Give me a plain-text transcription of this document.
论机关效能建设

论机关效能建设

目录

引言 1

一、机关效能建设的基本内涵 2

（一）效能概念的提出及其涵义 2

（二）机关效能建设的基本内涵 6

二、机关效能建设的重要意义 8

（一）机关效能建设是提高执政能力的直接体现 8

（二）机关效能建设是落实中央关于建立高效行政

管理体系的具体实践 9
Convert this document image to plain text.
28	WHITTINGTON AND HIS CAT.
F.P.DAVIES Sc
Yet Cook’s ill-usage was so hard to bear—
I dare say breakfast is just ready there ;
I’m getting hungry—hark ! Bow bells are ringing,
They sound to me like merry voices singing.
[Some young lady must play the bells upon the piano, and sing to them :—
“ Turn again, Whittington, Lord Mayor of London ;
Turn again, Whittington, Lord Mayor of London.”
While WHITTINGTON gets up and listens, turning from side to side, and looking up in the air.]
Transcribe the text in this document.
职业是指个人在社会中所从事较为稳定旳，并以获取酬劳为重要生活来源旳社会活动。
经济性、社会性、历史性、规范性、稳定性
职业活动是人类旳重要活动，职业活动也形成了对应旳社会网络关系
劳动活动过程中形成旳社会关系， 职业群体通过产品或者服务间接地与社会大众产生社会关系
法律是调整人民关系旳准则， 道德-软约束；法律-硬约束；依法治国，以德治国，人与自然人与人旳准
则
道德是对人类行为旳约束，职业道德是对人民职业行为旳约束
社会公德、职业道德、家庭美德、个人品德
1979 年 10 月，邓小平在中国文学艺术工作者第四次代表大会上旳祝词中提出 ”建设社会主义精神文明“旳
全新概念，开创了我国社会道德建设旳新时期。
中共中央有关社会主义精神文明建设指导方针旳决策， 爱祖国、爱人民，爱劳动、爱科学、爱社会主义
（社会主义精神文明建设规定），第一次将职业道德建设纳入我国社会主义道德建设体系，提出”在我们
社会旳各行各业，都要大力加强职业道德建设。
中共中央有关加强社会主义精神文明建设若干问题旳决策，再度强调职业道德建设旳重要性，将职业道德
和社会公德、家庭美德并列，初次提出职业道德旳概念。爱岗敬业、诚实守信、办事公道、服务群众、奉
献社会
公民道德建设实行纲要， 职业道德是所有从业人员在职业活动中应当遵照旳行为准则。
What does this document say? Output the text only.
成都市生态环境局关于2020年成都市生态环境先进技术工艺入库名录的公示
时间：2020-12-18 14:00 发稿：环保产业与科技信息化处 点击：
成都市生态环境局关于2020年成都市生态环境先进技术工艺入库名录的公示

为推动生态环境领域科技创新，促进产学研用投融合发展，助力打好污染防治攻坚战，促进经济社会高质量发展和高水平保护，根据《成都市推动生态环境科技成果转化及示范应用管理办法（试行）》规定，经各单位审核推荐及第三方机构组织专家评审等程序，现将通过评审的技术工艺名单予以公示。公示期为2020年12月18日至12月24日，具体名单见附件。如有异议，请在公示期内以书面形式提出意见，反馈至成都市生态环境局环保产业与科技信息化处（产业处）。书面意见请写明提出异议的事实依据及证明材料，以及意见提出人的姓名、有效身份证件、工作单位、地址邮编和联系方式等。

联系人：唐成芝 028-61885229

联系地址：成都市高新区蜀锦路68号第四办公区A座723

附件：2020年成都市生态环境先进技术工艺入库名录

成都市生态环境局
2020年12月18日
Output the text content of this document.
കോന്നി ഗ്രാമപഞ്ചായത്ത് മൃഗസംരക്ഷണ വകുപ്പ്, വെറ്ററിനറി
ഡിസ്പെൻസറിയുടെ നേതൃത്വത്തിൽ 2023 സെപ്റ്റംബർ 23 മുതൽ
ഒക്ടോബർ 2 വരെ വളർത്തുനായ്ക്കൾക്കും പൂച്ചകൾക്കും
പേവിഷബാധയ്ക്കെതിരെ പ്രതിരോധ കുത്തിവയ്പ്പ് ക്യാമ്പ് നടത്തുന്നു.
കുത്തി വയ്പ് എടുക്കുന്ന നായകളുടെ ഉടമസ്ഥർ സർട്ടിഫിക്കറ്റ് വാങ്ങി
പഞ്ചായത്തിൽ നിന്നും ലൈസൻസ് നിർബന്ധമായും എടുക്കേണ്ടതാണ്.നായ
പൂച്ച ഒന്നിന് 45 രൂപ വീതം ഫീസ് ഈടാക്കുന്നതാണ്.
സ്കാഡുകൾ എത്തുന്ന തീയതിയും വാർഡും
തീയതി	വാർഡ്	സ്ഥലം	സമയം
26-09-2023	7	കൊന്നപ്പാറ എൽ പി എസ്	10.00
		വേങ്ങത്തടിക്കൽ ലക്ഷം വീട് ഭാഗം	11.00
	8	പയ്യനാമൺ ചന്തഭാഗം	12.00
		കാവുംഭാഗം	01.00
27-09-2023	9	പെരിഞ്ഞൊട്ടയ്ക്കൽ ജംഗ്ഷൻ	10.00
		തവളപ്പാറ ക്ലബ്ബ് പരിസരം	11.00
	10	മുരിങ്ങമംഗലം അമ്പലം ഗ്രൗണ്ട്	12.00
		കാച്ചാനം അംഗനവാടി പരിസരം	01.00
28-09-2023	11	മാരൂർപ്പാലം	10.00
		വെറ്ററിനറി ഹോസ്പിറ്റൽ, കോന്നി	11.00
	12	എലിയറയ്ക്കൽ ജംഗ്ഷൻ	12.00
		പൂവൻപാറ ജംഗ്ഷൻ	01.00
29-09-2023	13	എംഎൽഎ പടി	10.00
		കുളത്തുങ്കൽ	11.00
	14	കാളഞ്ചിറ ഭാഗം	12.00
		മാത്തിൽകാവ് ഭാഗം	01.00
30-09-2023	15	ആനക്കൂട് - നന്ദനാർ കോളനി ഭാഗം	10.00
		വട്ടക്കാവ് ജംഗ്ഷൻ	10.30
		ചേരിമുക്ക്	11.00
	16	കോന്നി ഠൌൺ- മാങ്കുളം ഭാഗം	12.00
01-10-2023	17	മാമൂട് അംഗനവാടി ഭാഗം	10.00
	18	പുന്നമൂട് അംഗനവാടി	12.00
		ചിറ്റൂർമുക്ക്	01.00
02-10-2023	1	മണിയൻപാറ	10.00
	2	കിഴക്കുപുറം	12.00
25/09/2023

* [TO DO] Set down the listing above in full, please, exactly as it appears.

* [CORRECT RESULT]
Give me a plain-text transcription of this document.
论机关效能建设

论机关效能建设

目录

引言 1

一、机关效能建设的基本内涵 2

（一）效能概念的提出及其涵义 2

（二）机关效能建设的基本内涵 6

二、机关效能建设的重要意义 8

（一）机关效能建设是提高执政能力的直接体现 8

（二）机关效能建设是落实中央关于建立高效行政

管理体系的具体实践 9
Convert this document image to plain text.
28	WHITTINGTON AND HIS CAT.
F.P.DAVIES Sc
Yet Cook’s ill-usage was so hard to bear—
I dare say breakfast is just ready there ;
I’m getting hungry—hark ! Bow bells are ringing,
They sound to me like merry voices singing.
[Some young lady must play the bells upon the piano, and sing to them :—
“ Turn again, Whittington, Lord Mayor of London ;
Turn again, Whittington, Lord Mayor of London.”
While WHITTINGTON gets up and listens, turning from side to side, and looking up in the air.]
Transcribe the text in this document.
职业是指个人在社会中所从事较为稳定旳，并以获取酬劳为重要生活来源旳社会活动。
经济性、社会性、历史性、规范性、稳定性
职业活动是人类旳重要活动，职业活动也形成了对应旳社会网络关系
劳动活动过程中形成旳社会关系， 职业群体通过产品或者服务间接地与社会大众产生社会关系
法律是调整人民关系旳准则， 道德-软约束；法律-硬约束；依法治国，以德治国，人与自然人与人旳准
则
道德是对人类行为旳约束，职业道德是对人民职业行为旳约束
社会公德、职业道德、家庭美德、个人品德
1979 年 10 月，邓小平在中国文学艺术工作者第四次代表大会上旳祝词中提出 ”建设社会主义精神文明“旳
全新概念，开创了我国社会道德建设旳新时期。
中共中央有关社会主义精神文明建设指导方针旳决策， 爱祖国、爱人民，爱劳动、爱科学、爱社会主义
（社会主义精神文明建设规定），第一次将职业道德建设纳入我国社会主义道德建设体系，提出”在我们
社会旳各行各业，都要大力加强职业道德建设。
中共中央有关加强社会主义精神文明建设若干问题旳决策，再度强调职业道德建设旳重要性，将职业道德
和社会公德、家庭美德并列，初次提出职业道德旳概念。爱岗敬业、诚实守信、办事公道、服务群众、奉
献社会
公民道德建设实行纲要， 职业道德是所有从业人员在职业活动中应当遵照旳行为准则。
What does this document say? Output the text only.
成都市生态环境局关于2020年成都市生态环境先进技术工艺入库名录的公示
时间：2020-12-18 14:00 发稿：环保产业与科技信息化处 点击：
成都市生态环境局关于2020年成都市生态环境先进技术工艺入库名录的公示

为推动生态环境领域科技创新，促进产学研用投融合发展，助力打好污染防治攻坚战，促进经济社会高质量发展和高水平保护，根据《成都市推动生态环境科技成果转化及示范应用管理办法（试行）》规定，经各单位审核推荐及第三方机构组织专家评审等程序，现将通过评审的技术工艺名单予以公示。公示期为2020年12月18日至12月24日，具体名单见附件。如有异议，请在公示期内以书面形式提出意见，反馈至成都市生态环境局环保产业与科技信息化处（产业处）。书面意见请写明提出异议的事实依据及证明材料，以及意见提出人的姓名、有效身份证件、工作单位、地址邮编和联系方式等。

联系人：唐成芝 028-61885229

联系地址：成都市高新区蜀锦路68号第四办公区A座723

附件：2020年成都市生态环境先进技术工艺入库名录

成都市生态环境局
2020年12月18日
Output the text content of this document.
കോന്നി ഗ്രാമപഞ്ചായത്ത് മൃഗസംരക്ഷണ വകുപ്പ്, വെറ്ററിനറി
ഡിസ്പെൻസറിയുടെ നേതൃത്വത്തിൽ 2023 സെപ്റ്റംബർ 23 മുതൽ
ഒക്ടോബർ 2 വരെ വളർത്തുനായ്ക്കൾക്കും പൂച്ചകൾക്കും
പേവിഷബാധയ്ക്കെതിരെ പ്രതിരോധ കുത്തിവയ്പ്പ് ക്യാമ്പ് നടത്തുന്നു.
കുത്തി വയ്പ് എടുക്കുന്ന നായകളുടെ ഉടമസ്ഥർ സർട്ടിഫിക്കറ്റ് വാങ്ങി
പഞ്ചായത്തിൽ നിന്നും ലൈസൻസ് നിർബന്ധമായും എടുക്കേണ്ടതാണ്.നായ
പൂച്ച ഒന്നിന് 45 രൂപ വീതം ഫീസ് ഈടാക്കുന്നതാണ്.
സ്കാഡുകൾ എത്തുന്ന തീയതിയും വാർഡും
തീയതി	വാർഡ്	സ്ഥലം	സമയം
26-09-2023	7	കൊന്നപ്പാറ എൽ പി എസ്	10.00
		വേങ്ങത്തടിക്കൽ ലക്ഷം വീട് ഭാഗം	11.00
	8	പയ്യനാമൺ ചന്തഭാഗം	12.00
		കാവുംഭാഗം	01.00
27-09-2023	9	പെരിഞ്ഞൊട്ടയ്ക്കൽ ജംഗ്ഷൻ	10.00
		തവളപ്പാറ ക്ലബ്ബ് പരിസരം	11.00
	10	മുരിങ്ങമംഗലം അമ്പലം ഗ്രൗണ്ട്	12.00
		കാച്ചാനം അംഗനവാടി പരിസരം	01.00
28-09-2023	11	മാരൂർപ്പാലം	10.00
		വെറ്ററിനറി ഹോസ്പിറ്റൽ, കോന്നി	11.00
	12	എലിയറയ്ക്കൽ ജംഗ്ഷൻ	12.00
		പൂവൻപാറ ജംഗ്ഷൻ	01.00
29-09-2023	13	എംഎൽഎ പടി	10.00
		കുളത്തുങ്കൽ	11.00
	14	കാളഞ്ചിറ ഭാഗം	12.00
		മാത്തിൽകാവ് ഭാഗം	01.00
30-09-2023	15	ആനക്കൂട് - നന്ദനാർ കോളനി ഭാഗം	10.00
		വട്ടക്കാവ് ജംഗ്ഷൻ	10.30
		ചേരിമുക്ക്	11.00
	16	കോന്നി ഠൌൺ- മാങ്കുളം ഭാഗം	12.00
01-10-2023	17	മാമൂട് അംഗനവാടി ഭാഗം	10.00
	18	പുന്നമൂട് അംഗനവാടി	12.00
		ചിറ്റൂർമുക്ക്	01.00
02-10-2023	1	മണിയൻപാറ	10.00
	2	കിഴക്കുപുറം	12.00
25/09/2023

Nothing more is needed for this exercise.